**Task brief:**
Give every line back verbatim, dropping all images.
— begin Given data —
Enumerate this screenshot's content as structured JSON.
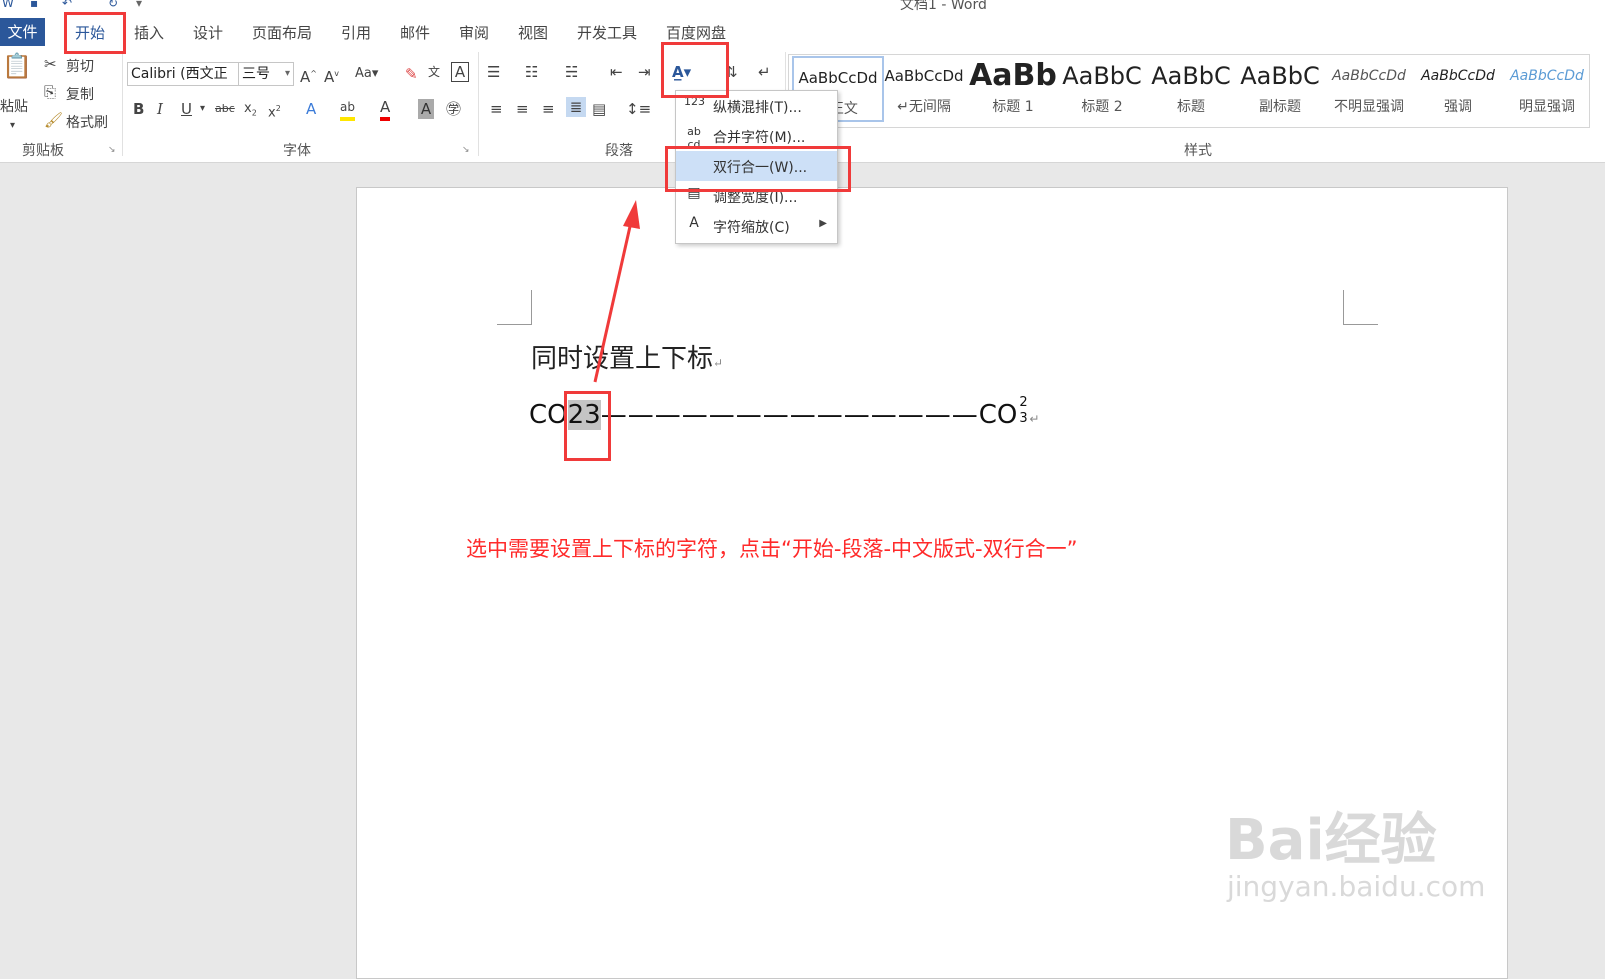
{
  "window": {
    "title": "文档1 - Word"
  },
  "tabs": [
    "文件",
    "开始",
    "插入",
    "设计",
    "页面布局",
    "引用",
    "邮件",
    "审阅",
    "视图",
    "开发工具",
    "百度网盘"
  ],
  "clipboard": {
    "paste": "粘贴",
    "cut": "剪切",
    "copy": "复制",
    "format_painter": "格式刷",
    "group_label": "剪贴板"
  },
  "font": {
    "name": "Calibri (西文正",
    "size": "三号",
    "group_label": "字体",
    "case_label": "Aa"
  },
  "paragraph": {
    "group_label": "段落"
  },
  "styles": {
    "group_label": "样式",
    "items": [
      {
        "sample": "AaBbCcDd",
        "name": "↵正文"
      },
      {
        "sample": "AaBbCcDd",
        "name": "↵无间隔"
      },
      {
        "sample": "AaBb",
        "name": "标题 1"
      },
      {
        "sample": "AaBbC",
        "name": "标题 2"
      },
      {
        "sample": "AaBbC",
        "name": "标题"
      },
      {
        "sample": "AaBbC",
        "name": "副标题"
      },
      {
        "sample": "AaBbCcDd",
        "name": "不明显强调"
      },
      {
        "sample": "AaBbCcDd",
        "name": "强调"
      },
      {
        "sample": "AaBbCcDd",
        "name": "明显强调"
      }
    ]
  },
  "dropdown_menu": {
    "items": [
      {
        "icon": "123",
        "label": "纵横混排(T)..."
      },
      {
        "icon": "ab cd",
        "label": "合并字符(M)..."
      },
      {
        "icon": "",
        "label": "双行合一(W)..."
      },
      {
        "icon": "▤",
        "label": "调整宽度(I)..."
      },
      {
        "icon": "A",
        "label": "字符缩放(C)"
      }
    ]
  },
  "document": {
    "line1": "同时设置上下标",
    "line2_prefix": "CO",
    "line2_selected": "23",
    "line2_dashes": "——————————————",
    "line2_formula": "CO",
    "sup": "2",
    "sub": "3",
    "instruction": "选中需要设置上下标的字符，点击“开始-段落-中文版式-双行合一”"
  },
  "watermark": {
    "brand": "Bai经验",
    "url": "jingyan.baidu.com"
  },
  "colors": {
    "accent": "#2b579a",
    "annotation": "#f03a3a",
    "highlight": "#cde0f7"
  }
}
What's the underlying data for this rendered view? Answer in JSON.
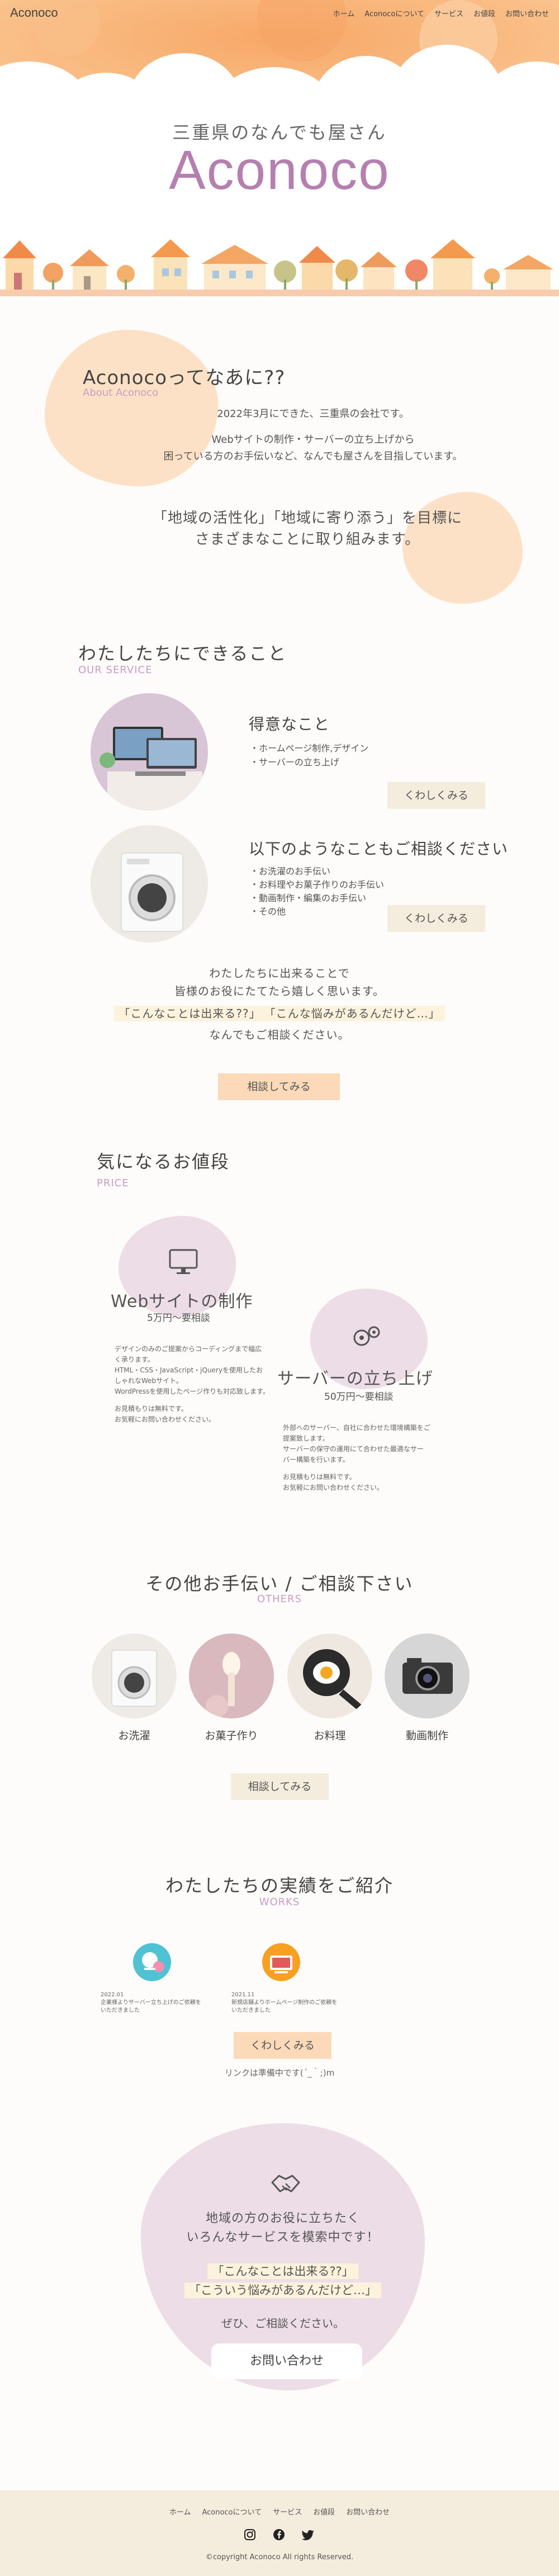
{
  "header": {
    "logo": "Aconoco",
    "nav": [
      "ホーム",
      "Aconocoについて",
      "サービス",
      "お値段",
      "お問い合わせ"
    ]
  },
  "hero": {
    "subtitle": "三重県のなんでも屋さん",
    "title": "Aconoco"
  },
  "about": {
    "title": "Aconocoってなあに??",
    "en": "About Aconoco",
    "line1": "2022年3月にできた、三重県の会社です。",
    "line2": "Webサイトの制作・サーバーの立ち上げから",
    "line3": "困っている方のお手伝いなど、なんでも屋さんを目指しています。",
    "line4": "「地域の活性化」「地域に寄り添う」を目標に",
    "line5": "さまざまなことに取り組みます。"
  },
  "service": {
    "title": "わたしたちにできること",
    "en": "OUR SERVICE",
    "item1": {
      "title": "得意なこと",
      "points": [
        "・ホームページ制作,デザイン",
        "・サーバーの立ち上げ"
      ],
      "button": "くわしくみる"
    },
    "item2": {
      "title": "以下のようなこともご相談ください",
      "points": [
        "・お洗濯のお手伝い",
        "・お料理やお菓子作りのお手伝い",
        "・動画制作・編集のお手伝い",
        "・その他"
      ],
      "button": "くわしくみる"
    },
    "msg1": "わたしたちに出来ることで",
    "msg2": "皆様のお役にたてたら嬉しく思います。",
    "msg3a": "「こんなことは出来る??」",
    "msg3b": "「こんな悩みがあるんだけど…」",
    "msg4": "なんでもご相談ください。",
    "button": "相談してみる"
  },
  "price": {
    "title": "気になるお値段",
    "en": "PRICE",
    "web": {
      "title": "Webサイトの制作",
      "price": "5万円〜要相談",
      "desc": [
        "デザインのみのご提案からコーディングまで幅広",
        "く承ります。",
        "HTML・CSS・JavaScript・jQueryを使用したお",
        "しゃれなWebサイト。",
        "WordPressを使用したページ作りも対応致します。",
        "",
        "お見積もりは無料です。",
        "お気軽にお問い合わせください。"
      ]
    },
    "server": {
      "title": "サーバーの立ち上げ",
      "price": "50万円〜要相談",
      "desc": [
        "外部へのサーバー、自社に合わせた環境構築をご",
        "提案致します。",
        "サーバーの保守の運用にて合わせた最適なサー",
        "バー構築を行います。",
        "",
        "お見積もりは無料です。",
        "お気軽にお問い合わせください。"
      ]
    }
  },
  "others": {
    "title": "その他お手伝い / ご相談下さい",
    "en": "OTHERS",
    "items": [
      "お洗濯",
      "お菓子作り",
      "お料理",
      "動画制作"
    ],
    "button": "相談してみる"
  },
  "works": {
    "title": "わたしたちの実績をご紹介",
    "en": "WORKS",
    "item1": [
      "2022.01",
      "企業様よりサーバー立ち上げのご依頼を",
      "いただきました"
    ],
    "item2": [
      "2021.11",
      "新規店舗よりホームページ制作のご依頼を",
      "いただきました"
    ],
    "button": "くわしくみる",
    "note": "リンクは準備中です(´_｀;)m"
  },
  "contact": {
    "line1": "地域の方のお役に立ちたく",
    "line2": "いろんなサービスを模索中です！",
    "q1": "「こんなことは出来る??」",
    "q2": "「こういう悩みがあるんだけど…」",
    "line3": "ぜひ、ご相談ください。",
    "button": "お問い合わせ"
  },
  "footer": {
    "nav": [
      "ホーム",
      "Aconocoについて",
      "サービス",
      "お値段",
      "お問い合わせ"
    ],
    "copyright": "©copyright Aconoco All rights Reserved."
  }
}
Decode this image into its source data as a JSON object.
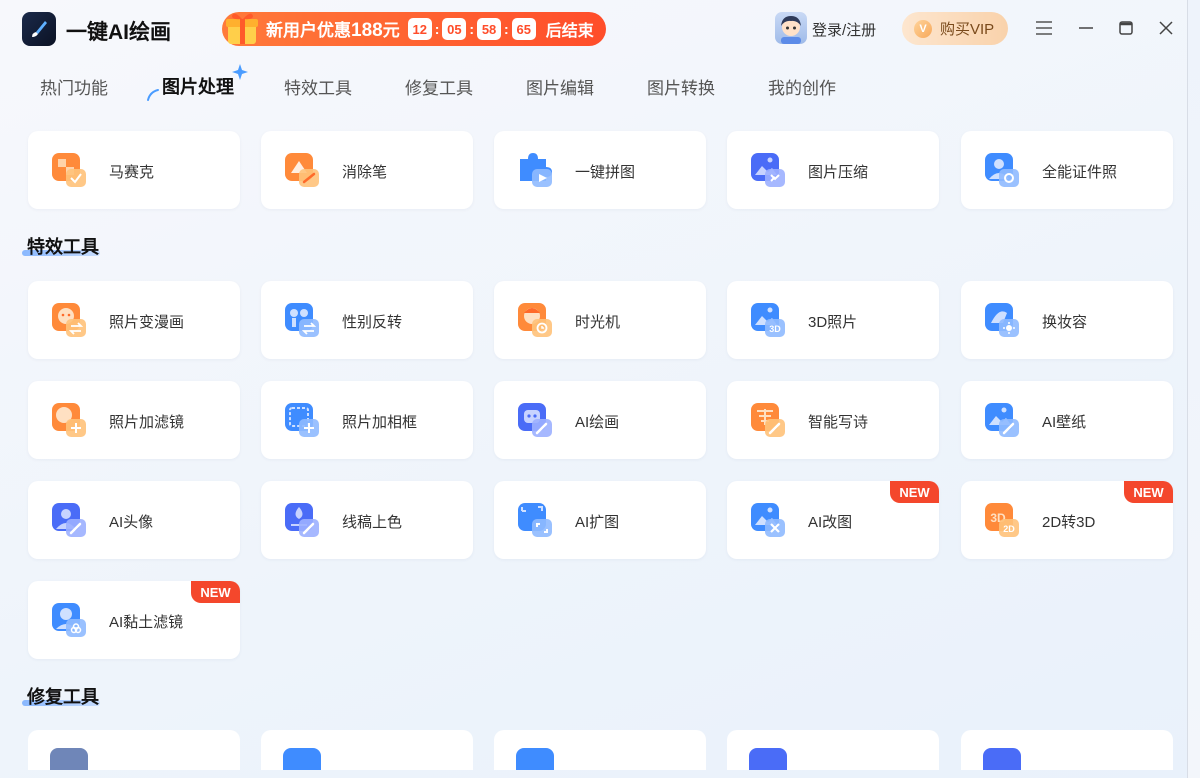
{
  "app": {
    "title": "一键AI绘画"
  },
  "promo": {
    "text": "新用户优惠",
    "amount": "188",
    "unit": "元",
    "countdown": [
      "12",
      "05",
      "58",
      "65"
    ],
    "suffix": "后结束"
  },
  "account": {
    "login_label": "登录/注册",
    "vip_label": "购买VIP",
    "vip_badge": "V"
  },
  "tabs": [
    {
      "label": "热门功能"
    },
    {
      "label": "图片处理",
      "active": true
    },
    {
      "label": "特效工具"
    },
    {
      "label": "修复工具"
    },
    {
      "label": "图片编辑"
    },
    {
      "label": "图片转换"
    },
    {
      "label": "我的创作"
    }
  ],
  "image_processing": {
    "items": [
      {
        "label": "马赛克"
      },
      {
        "label": "消除笔"
      },
      {
        "label": "一键拼图"
      },
      {
        "label": "图片压缩"
      },
      {
        "label": "全能证件照"
      }
    ]
  },
  "effects": {
    "title": "特效工具",
    "items": [
      {
        "label": "照片变漫画"
      },
      {
        "label": "性别反转"
      },
      {
        "label": "时光机"
      },
      {
        "label": "3D照片"
      },
      {
        "label": "换妆容"
      },
      {
        "label": "照片加滤镜"
      },
      {
        "label": "照片加相框"
      },
      {
        "label": "AI绘画"
      },
      {
        "label": "智能写诗"
      },
      {
        "label": "AI壁纸"
      },
      {
        "label": "AI头像"
      },
      {
        "label": "线稿上色"
      },
      {
        "label": "AI扩图"
      },
      {
        "label": "AI改图",
        "badge": "NEW"
      },
      {
        "label": "2D转3D",
        "badge": "NEW"
      },
      {
        "label": "AI黏土滤镜",
        "badge": "NEW"
      }
    ]
  },
  "repair": {
    "title": "修复工具"
  },
  "colors": {
    "orange": "#ff8a3a",
    "blue": "#3f8cff",
    "badge": "#f4472c",
    "promo": "#ff4d2a"
  }
}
— end Given data —
**Exercise output:**
Enumerate this screenshot's content as structured JSON.
{
  "window": {
    "title": "文档1 - Word"
  },
  "tabs": [
    "文件",
    "开始",
    "插入",
    "设计",
    "页面布局",
    "引用",
    "邮件",
    "审阅",
    "视图",
    "开发工具",
    "百度网盘"
  ],
  "clipboard": {
    "paste": "粘贴",
    "cut": "剪切",
    "copy": "复制",
    "format_painter": "格式刷",
    "group_label": "剪贴板"
  },
  "font": {
    "name": "Calibri (西文正",
    "size": "三号",
    "group_label": "字体",
    "case_label": "Aa"
  },
  "paragraph": {
    "group_label": "段落"
  },
  "styles": {
    "group_label": "样式",
    "items": [
      {
        "sample": "AaBbCcDd",
        "name": "↵正文"
      },
      {
        "sample": "AaBbCcDd",
        "name": "↵无间隔"
      },
      {
        "sample": "AaBb",
        "name": "标题 1"
      },
      {
        "sample": "AaBbC",
        "name": "标题 2"
      },
      {
        "sample": "AaBbC",
        "name": "标题"
      },
      {
        "sample": "AaBbC",
        "name": "副标题"
      },
      {
        "sample": "AaBbCcDd",
        "name": "不明显强调"
      },
      {
        "sample": "AaBbCcDd",
        "name": "强调"
      },
      {
        "sample": "AaBbCcDd",
        "name": "明显强调"
      }
    ]
  },
  "dropdown_menu": {
    "items": [
      {
        "icon": "123",
        "label": "纵横混排(T)..."
      },
      {
        "icon": "ab cd",
        "label": "合并字符(M)..."
      },
      {
        "icon": "",
        "label": "双行合一(W)..."
      },
      {
        "icon": "▤",
        "label": "调整宽度(I)..."
      },
      {
        "icon": "A",
        "label": "字符缩放(C)"
      }
    ]
  },
  "document": {
    "line1": "同时设置上下标",
    "line2_prefix": "CO",
    "line2_selected": "23",
    "line2_dashes": "——————————————",
    "line2_formula": "CO",
    "sup": "2",
    "sub": "3",
    "instruction": "选中需要设置上下标的字符，点击“开始-段落-中文版式-双行合一”"
  },
  "watermark": {
    "brand": "Bai经验",
    "url": "jingyan.baidu.com"
  },
  "colors": {
    "accent": "#2b579a",
    "annotation": "#f03a3a",
    "highlight": "#cde0f7"
  }
}
What's the underlying data for this rendered view? Answer in JSON.
{
  "header": {
    "logo": "Aconoco",
    "nav": [
      "ホーム",
      "Aconocoについて",
      "サービス",
      "お値段",
      "お問い合わせ"
    ]
  },
  "hero": {
    "subtitle": "三重県のなんでも屋さん",
    "title": "Aconoco"
  },
  "about": {
    "title": "Aconocoってなあに??",
    "en": "About Aconoco",
    "line1": "2022年3月にできた、三重県の会社です。",
    "line2": "Webサイトの制作・サーバーの立ち上げから",
    "line3": "困っている方のお手伝いなど、なんでも屋さんを目指しています。",
    "line4": "「地域の活性化」「地域に寄り添う」を目標に",
    "line5": "さまざまなことに取り組みます。"
  },
  "service": {
    "title": "わたしたちにできること",
    "en": "OUR SERVICE",
    "item1": {
      "title": "得意なこと",
      "points": [
        "・ホームページ制作,デザイン",
        "・サーバーの立ち上げ"
      ],
      "button": "くわしくみる"
    },
    "item2": {
      "title": "以下のようなこともご相談ください",
      "points": [
        "・お洗濯のお手伝い",
        "・お料理やお菓子作りのお手伝い",
        "・動画制作・編集のお手伝い",
        "・その他"
      ],
      "button": "くわしくみる"
    },
    "msg1": "わたしたちに出来ることで",
    "msg2": "皆様のお役にたてたら嬉しく思います。",
    "msg3a": "「こんなことは出来る??」",
    "msg3b": "「こんな悩みがあるんだけど…」",
    "msg4": "なんでもご相談ください。",
    "button": "相談してみる"
  },
  "price": {
    "title": "気になるお値段",
    "en": "PRICE",
    "web": {
      "title": "Webサイトの制作",
      "price": "5万円〜要相談",
      "desc": [
        "デザインのみのご提案からコーディングまで幅広",
        "く承ります。",
        "HTML・CSS・JavaScript・jQueryを使用したお",
        "しゃれなWebサイト。",
        "WordPressを使用したページ作りも対応致します。",
        "",
        "お見積もりは無料です。",
        "お気軽にお問い合わせください。"
      ]
    },
    "server": {
      "title": "サーバーの立ち上げ",
      "price": "50万円〜要相談",
      "desc": [
        "外部へのサーバー、自社に合わせた環境構築をご",
        "提案致します。",
        "サーバーの保守の運用にて合わせた最適なサー",
        "バー構築を行います。",
        "",
        "お見積もりは無料です。",
        "お気軽にお問い合わせください。"
      ]
    }
  },
  "others": {
    "title": "その他お手伝い / ご相談下さい",
    "en": "OTHERS",
    "items": [
      "お洗濯",
      "お菓子作り",
      "お料理",
      "動画制作"
    ],
    "button": "相談してみる"
  },
  "works": {
    "title": "わたしたちの実績をご紹介",
    "en": "WORKS",
    "item1": [
      "2022.01",
      "企業様よりサーバー立ち上げのご依頼を",
      "いただきました"
    ],
    "item2": [
      "2021.11",
      "新規店舗よりホームページ制作のご依頼を",
      "いただきました"
    ],
    "button": "くわしくみる",
    "note": "リンクは準備中です(´_｀;)m"
  },
  "contact": {
    "line1": "地域の方のお役に立ちたく",
    "line2": "いろんなサービスを模索中です！",
    "q1": "「こんなことは出来る??」",
    "q2": "「こういう悩みがあるんだけど…」",
    "line3": "ぜひ、ご相談ください。",
    "button": "お問い合わせ"
  },
  "footer": {
    "nav": [
      "ホーム",
      "Aconocoについて",
      "サービス",
      "お値段",
      "お問い合わせ"
    ],
    "copyright": "©copyright Aconoco All rights Reserved."
  }
}
Decode this image into its source data as a JSON object.
{
  "app": {
    "title": "一键AI绘画"
  },
  "promo": {
    "text": "新用户优惠",
    "amount": "188",
    "unit": "元",
    "countdown": [
      "12",
      "05",
      "58",
      "65"
    ],
    "suffix": "后结束"
  },
  "account": {
    "login_label": "登录/注册",
    "vip_label": "购买VIP",
    "vip_badge": "V"
  },
  "tabs": [
    {
      "label": "热门功能"
    },
    {
      "label": "图片处理",
      "active": true
    },
    {
      "label": "特效工具"
    },
    {
      "label": "修复工具"
    },
    {
      "label": "图片编辑"
    },
    {
      "label": "图片转换"
    },
    {
      "label": "我的创作"
    }
  ],
  "image_processing": {
    "items": [
      {
        "label": "马赛克"
      },
      {
        "label": "消除笔"
      },
      {
        "label": "一键拼图"
      },
      {
        "label": "图片压缩"
      },
      {
        "label": "全能证件照"
      }
    ]
  },
  "effects": {
    "title": "特效工具",
    "items": [
      {
        "label": "照片变漫画"
      },
      {
        "label": "性别反转"
      },
      {
        "label": "时光机"
      },
      {
        "label": "3D照片"
      },
      {
        "label": "换妆容"
      },
      {
        "label": "照片加滤镜"
      },
      {
        "label": "照片加相框"
      },
      {
        "label": "AI绘画"
      },
      {
        "label": "智能写诗"
      },
      {
        "label": "AI壁纸"
      },
      {
        "label": "AI头像"
      },
      {
        "label": "线稿上色"
      },
      {
        "label": "AI扩图"
      },
      {
        "label": "AI改图",
        "badge": "NEW"
      },
      {
        "label": "2D转3D",
        "badge": "NEW"
      },
      {
        "label": "AI黏土滤镜",
        "badge": "NEW"
      }
    ]
  },
  "repair": {
    "title": "修复工具"
  },
  "colors": {
    "orange": "#ff8a3a",
    "blue": "#3f8cff",
    "badge": "#f4472c",
    "promo": "#ff4d2a"
  }
}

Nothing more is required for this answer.